● **Written problem**
Omit the pictures, then reproduce every remaining record exactly.

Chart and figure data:
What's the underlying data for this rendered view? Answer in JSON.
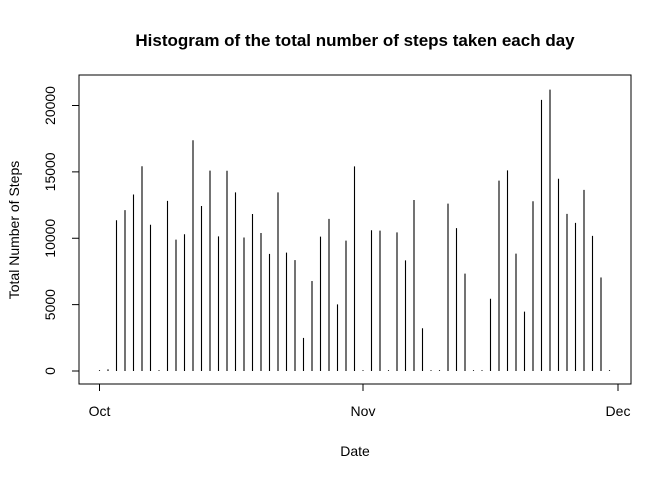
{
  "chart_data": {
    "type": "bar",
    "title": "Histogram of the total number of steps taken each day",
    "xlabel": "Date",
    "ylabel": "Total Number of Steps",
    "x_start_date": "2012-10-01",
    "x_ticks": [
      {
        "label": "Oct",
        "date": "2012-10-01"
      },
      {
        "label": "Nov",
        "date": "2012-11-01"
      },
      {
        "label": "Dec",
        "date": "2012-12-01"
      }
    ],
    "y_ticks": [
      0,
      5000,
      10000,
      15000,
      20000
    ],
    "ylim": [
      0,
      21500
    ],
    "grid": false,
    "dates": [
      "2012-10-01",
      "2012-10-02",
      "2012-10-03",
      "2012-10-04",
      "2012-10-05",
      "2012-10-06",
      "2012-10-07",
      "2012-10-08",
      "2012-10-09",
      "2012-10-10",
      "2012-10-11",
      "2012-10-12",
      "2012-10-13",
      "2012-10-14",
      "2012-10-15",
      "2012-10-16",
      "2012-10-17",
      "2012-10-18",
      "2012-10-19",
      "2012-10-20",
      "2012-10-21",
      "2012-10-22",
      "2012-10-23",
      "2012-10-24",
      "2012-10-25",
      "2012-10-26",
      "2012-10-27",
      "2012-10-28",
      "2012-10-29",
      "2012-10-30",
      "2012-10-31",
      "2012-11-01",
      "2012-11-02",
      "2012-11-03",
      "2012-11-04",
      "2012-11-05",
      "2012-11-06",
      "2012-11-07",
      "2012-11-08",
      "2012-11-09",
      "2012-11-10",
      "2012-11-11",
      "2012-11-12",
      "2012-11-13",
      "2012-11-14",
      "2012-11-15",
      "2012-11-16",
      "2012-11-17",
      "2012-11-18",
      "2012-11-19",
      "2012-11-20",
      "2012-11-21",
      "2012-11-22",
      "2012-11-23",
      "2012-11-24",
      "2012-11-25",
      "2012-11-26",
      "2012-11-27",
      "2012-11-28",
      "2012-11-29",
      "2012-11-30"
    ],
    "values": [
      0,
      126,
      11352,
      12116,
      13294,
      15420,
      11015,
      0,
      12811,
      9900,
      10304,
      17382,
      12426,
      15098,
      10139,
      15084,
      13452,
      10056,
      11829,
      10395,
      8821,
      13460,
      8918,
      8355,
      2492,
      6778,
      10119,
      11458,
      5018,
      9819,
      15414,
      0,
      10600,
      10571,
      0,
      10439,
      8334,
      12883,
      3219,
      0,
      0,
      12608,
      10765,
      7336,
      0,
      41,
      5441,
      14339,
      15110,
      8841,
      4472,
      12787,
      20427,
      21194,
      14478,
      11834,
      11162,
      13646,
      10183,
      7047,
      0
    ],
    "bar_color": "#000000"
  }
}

● **Solution below**
What's the underlying data for this rendered view? Answer in JSON.
{
  "chart_data": {
    "type": "bar",
    "title": "Histogram of the total number of steps taken each day",
    "xlabel": "Date",
    "ylabel": "Total Number of Steps",
    "x_start_date": "2012-10-01",
    "x_ticks": [
      {
        "label": "Oct",
        "date": "2012-10-01"
      },
      {
        "label": "Nov",
        "date": "2012-11-01"
      },
      {
        "label": "Dec",
        "date": "2012-12-01"
      }
    ],
    "y_ticks": [
      0,
      5000,
      10000,
      15000,
      20000
    ],
    "ylim": [
      0,
      21500
    ],
    "grid": false,
    "dates": [
      "2012-10-01",
      "2012-10-02",
      "2012-10-03",
      "2012-10-04",
      "2012-10-05",
      "2012-10-06",
      "2012-10-07",
      "2012-10-08",
      "2012-10-09",
      "2012-10-10",
      "2012-10-11",
      "2012-10-12",
      "2012-10-13",
      "2012-10-14",
      "2012-10-15",
      "2012-10-16",
      "2012-10-17",
      "2012-10-18",
      "2012-10-19",
      "2012-10-20",
      "2012-10-21",
      "2012-10-22",
      "2012-10-23",
      "2012-10-24",
      "2012-10-25",
      "2012-10-26",
      "2012-10-27",
      "2012-10-28",
      "2012-10-29",
      "2012-10-30",
      "2012-10-31",
      "2012-11-01",
      "2012-11-02",
      "2012-11-03",
      "2012-11-04",
      "2012-11-05",
      "2012-11-06",
      "2012-11-07",
      "2012-11-08",
      "2012-11-09",
      "2012-11-10",
      "2012-11-11",
      "2012-11-12",
      "2012-11-13",
      "2012-11-14",
      "2012-11-15",
      "2012-11-16",
      "2012-11-17",
      "2012-11-18",
      "2012-11-19",
      "2012-11-20",
      "2012-11-21",
      "2012-11-22",
      "2012-11-23",
      "2012-11-24",
      "2012-11-25",
      "2012-11-26",
      "2012-11-27",
      "2012-11-28",
      "2012-11-29",
      "2012-11-30"
    ],
    "values": [
      0,
      126,
      11352,
      12116,
      13294,
      15420,
      11015,
      0,
      12811,
      9900,
      10304,
      17382,
      12426,
      15098,
      10139,
      15084,
      13452,
      10056,
      11829,
      10395,
      8821,
      13460,
      8918,
      8355,
      2492,
      6778,
      10119,
      11458,
      5018,
      9819,
      15414,
      0,
      10600,
      10571,
      0,
      10439,
      8334,
      12883,
      3219,
      0,
      0,
      12608,
      10765,
      7336,
      0,
      41,
      5441,
      14339,
      15110,
      8841,
      4472,
      12787,
      20427,
      21194,
      14478,
      11834,
      11162,
      13646,
      10183,
      7047,
      0
    ],
    "bar_color": "#000000"
  }
}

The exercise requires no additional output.